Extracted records
☆ ☆ ☆ ☆ ☆

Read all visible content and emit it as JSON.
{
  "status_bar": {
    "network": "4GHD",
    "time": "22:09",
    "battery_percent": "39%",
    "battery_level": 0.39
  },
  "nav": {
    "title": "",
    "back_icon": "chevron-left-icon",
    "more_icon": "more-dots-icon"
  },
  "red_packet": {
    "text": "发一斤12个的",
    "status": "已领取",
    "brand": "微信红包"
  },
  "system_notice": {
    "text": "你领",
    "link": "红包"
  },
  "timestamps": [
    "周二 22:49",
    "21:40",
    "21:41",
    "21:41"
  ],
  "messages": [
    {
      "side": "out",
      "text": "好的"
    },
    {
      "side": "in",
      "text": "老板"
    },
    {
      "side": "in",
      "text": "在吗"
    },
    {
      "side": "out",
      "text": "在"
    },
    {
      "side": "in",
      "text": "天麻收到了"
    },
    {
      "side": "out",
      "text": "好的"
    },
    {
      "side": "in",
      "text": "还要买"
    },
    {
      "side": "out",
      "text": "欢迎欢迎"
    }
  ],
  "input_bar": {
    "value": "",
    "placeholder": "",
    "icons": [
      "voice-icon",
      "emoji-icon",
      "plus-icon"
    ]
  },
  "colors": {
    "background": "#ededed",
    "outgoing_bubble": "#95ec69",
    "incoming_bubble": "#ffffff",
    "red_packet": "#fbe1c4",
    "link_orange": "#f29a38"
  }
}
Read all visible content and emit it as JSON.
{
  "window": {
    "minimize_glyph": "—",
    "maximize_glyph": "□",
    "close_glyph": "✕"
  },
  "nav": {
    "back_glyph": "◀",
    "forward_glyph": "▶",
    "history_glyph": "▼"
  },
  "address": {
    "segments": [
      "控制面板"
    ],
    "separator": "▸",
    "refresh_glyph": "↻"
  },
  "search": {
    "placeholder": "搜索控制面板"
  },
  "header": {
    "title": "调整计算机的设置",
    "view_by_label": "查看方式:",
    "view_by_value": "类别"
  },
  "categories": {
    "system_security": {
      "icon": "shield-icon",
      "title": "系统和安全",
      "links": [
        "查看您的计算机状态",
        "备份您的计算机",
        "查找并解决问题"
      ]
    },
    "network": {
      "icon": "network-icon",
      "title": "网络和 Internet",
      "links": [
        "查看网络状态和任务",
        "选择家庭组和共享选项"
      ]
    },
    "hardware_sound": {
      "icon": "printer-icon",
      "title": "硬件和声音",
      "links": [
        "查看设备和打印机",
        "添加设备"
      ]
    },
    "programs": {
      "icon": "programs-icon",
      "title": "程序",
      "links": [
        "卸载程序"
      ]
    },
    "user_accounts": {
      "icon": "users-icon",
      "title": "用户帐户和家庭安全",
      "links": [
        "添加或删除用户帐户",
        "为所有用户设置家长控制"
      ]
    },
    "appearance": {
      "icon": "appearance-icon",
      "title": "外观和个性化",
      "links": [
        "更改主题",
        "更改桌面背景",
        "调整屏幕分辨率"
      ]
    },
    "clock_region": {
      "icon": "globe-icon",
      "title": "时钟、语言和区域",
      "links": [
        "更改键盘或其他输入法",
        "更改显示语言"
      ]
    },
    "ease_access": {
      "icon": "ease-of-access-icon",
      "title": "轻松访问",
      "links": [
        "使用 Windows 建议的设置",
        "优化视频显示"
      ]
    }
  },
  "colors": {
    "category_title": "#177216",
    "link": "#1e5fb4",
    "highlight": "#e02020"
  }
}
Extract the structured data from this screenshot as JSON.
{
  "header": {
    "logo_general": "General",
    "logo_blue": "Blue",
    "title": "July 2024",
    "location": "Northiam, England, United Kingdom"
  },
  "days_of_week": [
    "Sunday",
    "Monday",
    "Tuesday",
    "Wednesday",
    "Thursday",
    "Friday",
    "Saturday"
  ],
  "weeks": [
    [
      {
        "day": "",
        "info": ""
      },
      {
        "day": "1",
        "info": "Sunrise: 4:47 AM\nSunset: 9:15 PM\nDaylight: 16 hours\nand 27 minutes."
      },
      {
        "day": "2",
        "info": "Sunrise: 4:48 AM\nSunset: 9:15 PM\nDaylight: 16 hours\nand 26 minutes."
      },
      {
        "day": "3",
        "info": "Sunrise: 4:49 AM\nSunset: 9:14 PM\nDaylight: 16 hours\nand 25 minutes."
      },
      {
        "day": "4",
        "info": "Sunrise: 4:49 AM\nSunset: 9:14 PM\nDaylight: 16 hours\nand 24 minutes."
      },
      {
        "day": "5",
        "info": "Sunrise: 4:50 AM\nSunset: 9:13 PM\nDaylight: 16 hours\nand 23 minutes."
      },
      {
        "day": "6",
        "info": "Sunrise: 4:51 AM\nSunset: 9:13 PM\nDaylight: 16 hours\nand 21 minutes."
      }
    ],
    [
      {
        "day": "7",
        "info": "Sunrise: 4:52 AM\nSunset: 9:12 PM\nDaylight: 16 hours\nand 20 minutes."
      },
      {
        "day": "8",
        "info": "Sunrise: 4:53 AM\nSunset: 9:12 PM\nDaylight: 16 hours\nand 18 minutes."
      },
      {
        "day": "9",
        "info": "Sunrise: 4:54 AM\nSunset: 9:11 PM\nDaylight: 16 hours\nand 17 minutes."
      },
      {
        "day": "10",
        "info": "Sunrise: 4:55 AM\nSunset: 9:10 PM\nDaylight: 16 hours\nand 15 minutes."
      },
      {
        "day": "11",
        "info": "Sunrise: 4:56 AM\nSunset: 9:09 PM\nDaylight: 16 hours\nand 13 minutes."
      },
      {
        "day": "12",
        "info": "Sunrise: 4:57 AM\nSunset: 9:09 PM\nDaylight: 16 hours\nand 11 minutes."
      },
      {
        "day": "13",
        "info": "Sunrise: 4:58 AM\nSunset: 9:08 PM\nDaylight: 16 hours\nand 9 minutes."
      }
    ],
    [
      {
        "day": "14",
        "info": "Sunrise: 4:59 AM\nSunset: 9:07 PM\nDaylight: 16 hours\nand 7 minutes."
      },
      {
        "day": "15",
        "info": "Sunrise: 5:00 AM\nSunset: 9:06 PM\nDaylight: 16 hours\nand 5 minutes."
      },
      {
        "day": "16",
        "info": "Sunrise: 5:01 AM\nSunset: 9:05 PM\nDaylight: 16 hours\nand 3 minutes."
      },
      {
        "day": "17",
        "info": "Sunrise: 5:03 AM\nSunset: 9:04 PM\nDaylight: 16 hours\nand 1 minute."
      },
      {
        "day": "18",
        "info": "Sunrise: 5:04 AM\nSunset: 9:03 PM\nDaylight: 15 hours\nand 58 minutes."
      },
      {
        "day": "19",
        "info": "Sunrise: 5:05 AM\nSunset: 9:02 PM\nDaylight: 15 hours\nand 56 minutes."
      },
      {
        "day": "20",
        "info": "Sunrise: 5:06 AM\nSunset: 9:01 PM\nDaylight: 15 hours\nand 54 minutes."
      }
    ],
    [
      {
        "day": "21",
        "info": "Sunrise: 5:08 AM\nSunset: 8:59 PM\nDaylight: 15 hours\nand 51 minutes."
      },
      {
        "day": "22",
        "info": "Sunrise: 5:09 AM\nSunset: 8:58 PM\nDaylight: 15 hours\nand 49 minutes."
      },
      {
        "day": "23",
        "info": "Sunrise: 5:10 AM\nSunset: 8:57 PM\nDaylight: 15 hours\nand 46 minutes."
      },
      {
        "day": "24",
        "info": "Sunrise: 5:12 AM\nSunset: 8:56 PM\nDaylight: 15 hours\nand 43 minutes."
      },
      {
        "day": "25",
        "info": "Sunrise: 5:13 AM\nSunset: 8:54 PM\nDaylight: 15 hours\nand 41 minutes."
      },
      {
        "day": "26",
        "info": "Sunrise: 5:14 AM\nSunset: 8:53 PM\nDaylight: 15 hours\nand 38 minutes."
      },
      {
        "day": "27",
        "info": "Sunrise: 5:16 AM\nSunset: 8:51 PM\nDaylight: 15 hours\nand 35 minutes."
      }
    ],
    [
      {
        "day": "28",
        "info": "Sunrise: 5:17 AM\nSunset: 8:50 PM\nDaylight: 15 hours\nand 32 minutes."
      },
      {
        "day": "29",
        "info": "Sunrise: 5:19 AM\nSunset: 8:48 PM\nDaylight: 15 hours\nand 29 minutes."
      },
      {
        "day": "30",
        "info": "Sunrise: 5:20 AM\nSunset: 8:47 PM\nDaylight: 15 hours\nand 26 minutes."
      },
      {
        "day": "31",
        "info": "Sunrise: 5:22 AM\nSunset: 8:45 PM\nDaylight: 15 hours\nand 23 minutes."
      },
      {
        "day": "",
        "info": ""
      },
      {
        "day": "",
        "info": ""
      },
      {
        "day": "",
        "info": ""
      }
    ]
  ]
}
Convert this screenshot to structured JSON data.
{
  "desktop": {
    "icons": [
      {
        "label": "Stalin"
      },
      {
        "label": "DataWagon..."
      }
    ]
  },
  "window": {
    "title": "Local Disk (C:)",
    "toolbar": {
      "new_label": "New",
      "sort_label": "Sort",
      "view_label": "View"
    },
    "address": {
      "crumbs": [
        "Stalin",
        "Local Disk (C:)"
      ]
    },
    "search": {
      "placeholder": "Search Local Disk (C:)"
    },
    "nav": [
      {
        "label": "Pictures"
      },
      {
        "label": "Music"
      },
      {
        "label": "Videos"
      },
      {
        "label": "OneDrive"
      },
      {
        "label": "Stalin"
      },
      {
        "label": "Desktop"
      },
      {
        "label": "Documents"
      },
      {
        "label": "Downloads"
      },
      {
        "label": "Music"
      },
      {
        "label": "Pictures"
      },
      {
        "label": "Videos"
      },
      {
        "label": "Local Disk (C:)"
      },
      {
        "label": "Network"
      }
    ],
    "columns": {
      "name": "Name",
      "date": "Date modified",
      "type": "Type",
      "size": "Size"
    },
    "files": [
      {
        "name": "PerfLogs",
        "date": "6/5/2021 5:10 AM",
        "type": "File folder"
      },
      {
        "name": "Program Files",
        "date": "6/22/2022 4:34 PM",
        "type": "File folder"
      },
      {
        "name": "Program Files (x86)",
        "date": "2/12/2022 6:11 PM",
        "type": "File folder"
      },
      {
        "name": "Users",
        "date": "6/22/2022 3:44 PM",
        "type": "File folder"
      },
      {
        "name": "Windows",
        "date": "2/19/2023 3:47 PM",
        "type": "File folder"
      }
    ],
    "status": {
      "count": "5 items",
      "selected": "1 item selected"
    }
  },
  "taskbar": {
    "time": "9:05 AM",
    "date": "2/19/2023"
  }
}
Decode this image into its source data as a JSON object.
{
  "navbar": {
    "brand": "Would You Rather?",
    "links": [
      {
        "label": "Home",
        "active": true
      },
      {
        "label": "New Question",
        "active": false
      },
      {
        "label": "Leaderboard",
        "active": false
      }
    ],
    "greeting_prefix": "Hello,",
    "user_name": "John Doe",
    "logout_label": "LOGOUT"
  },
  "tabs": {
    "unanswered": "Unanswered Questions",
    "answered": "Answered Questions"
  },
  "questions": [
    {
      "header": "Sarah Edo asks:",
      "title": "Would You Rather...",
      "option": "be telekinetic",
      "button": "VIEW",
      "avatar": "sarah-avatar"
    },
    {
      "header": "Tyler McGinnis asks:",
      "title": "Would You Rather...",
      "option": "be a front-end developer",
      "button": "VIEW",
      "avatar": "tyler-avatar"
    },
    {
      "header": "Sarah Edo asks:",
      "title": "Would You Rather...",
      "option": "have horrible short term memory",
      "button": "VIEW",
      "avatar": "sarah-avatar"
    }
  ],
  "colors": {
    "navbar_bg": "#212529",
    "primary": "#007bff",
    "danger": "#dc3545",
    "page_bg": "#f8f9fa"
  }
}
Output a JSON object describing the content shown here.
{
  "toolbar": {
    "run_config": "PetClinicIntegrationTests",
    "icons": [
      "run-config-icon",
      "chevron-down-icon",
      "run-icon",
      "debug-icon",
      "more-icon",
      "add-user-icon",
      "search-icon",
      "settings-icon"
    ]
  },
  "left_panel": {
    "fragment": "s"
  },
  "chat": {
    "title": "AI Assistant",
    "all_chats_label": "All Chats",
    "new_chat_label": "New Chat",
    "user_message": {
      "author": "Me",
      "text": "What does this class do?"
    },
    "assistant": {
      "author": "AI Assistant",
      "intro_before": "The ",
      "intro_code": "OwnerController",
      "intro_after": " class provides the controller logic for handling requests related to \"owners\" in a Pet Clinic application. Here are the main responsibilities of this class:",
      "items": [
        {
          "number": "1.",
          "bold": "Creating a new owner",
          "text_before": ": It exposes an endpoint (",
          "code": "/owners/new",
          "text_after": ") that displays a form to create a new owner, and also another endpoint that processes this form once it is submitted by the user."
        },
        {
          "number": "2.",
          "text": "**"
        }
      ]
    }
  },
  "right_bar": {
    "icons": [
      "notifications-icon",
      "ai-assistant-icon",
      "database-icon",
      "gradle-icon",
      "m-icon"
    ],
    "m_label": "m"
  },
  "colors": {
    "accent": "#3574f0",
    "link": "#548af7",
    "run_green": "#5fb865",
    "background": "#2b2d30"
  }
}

☆ ☆ ☆ ☆ ☆

» **WORK TO DO**: Pick out the lines above that hold the string "date" and show them.

» **RESPONSE TO THIS TASK**:
      "date": "Date modified",
        "date": "6/5/2021 5:10 AM",
        "date": "6/22/2022 4:34 PM",
        "date": "2/12/2022 6:11 PM",
        "date": "6/22/2022 3:44 PM",
        "date": "2/19/2023 3:47 PM",
    "date": "2/19/2023"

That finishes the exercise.